======== Records to process
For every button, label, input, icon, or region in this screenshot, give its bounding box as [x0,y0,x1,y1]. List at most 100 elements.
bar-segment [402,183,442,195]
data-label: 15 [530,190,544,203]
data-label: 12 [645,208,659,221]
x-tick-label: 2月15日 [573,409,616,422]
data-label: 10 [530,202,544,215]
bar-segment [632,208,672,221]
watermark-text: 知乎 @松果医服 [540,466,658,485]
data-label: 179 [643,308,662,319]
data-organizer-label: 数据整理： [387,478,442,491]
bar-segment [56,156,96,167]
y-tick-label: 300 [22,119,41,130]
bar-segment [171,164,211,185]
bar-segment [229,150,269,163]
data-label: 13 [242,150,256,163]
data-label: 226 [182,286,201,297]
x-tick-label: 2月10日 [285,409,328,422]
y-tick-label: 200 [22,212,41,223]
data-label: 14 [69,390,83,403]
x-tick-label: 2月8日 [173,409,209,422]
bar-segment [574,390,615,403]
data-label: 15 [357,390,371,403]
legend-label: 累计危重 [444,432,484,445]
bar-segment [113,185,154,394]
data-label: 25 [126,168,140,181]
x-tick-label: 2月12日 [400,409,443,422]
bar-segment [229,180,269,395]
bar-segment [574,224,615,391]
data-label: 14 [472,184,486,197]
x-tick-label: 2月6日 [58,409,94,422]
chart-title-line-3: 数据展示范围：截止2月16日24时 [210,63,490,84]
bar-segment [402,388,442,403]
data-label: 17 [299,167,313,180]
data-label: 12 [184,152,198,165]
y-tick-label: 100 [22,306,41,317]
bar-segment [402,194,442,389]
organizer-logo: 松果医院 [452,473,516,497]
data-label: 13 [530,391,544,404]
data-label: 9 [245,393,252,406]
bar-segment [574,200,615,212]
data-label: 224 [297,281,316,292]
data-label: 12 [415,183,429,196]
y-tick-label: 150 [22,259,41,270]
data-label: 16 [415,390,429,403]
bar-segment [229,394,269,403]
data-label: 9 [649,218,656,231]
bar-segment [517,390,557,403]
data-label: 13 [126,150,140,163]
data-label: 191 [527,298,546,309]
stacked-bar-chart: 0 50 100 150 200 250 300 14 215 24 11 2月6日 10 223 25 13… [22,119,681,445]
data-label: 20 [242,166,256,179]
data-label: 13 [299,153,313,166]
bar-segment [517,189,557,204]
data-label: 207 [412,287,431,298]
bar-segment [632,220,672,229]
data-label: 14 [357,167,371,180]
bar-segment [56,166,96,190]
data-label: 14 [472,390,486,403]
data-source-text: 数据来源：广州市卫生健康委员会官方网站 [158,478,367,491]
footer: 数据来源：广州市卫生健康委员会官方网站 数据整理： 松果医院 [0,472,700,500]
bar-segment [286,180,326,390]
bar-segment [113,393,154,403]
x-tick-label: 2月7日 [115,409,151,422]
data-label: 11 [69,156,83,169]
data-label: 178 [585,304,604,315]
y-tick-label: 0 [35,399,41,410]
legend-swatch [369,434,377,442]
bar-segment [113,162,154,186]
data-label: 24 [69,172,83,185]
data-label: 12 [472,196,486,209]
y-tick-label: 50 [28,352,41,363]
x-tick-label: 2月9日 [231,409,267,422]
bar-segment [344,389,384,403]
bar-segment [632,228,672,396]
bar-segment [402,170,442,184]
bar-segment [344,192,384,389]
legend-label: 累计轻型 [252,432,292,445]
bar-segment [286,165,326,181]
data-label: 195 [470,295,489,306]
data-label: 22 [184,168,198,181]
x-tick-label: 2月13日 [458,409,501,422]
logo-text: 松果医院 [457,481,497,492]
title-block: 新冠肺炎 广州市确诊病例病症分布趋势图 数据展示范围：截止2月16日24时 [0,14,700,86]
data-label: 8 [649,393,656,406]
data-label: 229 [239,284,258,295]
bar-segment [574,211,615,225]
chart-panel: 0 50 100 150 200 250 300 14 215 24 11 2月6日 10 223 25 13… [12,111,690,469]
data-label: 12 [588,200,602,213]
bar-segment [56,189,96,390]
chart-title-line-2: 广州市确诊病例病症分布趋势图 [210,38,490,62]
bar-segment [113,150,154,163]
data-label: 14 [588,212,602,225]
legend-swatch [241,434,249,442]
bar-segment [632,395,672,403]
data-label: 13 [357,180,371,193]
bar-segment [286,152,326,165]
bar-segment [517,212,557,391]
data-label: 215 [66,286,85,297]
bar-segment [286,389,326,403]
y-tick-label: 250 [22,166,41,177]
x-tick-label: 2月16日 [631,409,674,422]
================
*What to do*: Report each line in the items above that contains the string "legend", copying every such line in full.

*Exercise result*:
legend-label: 累计危重 [444,432,484,445]
legend-swatch [369,434,377,442]
legend-label: 累计轻型 [252,432,292,445]
legend-swatch [241,434,249,442]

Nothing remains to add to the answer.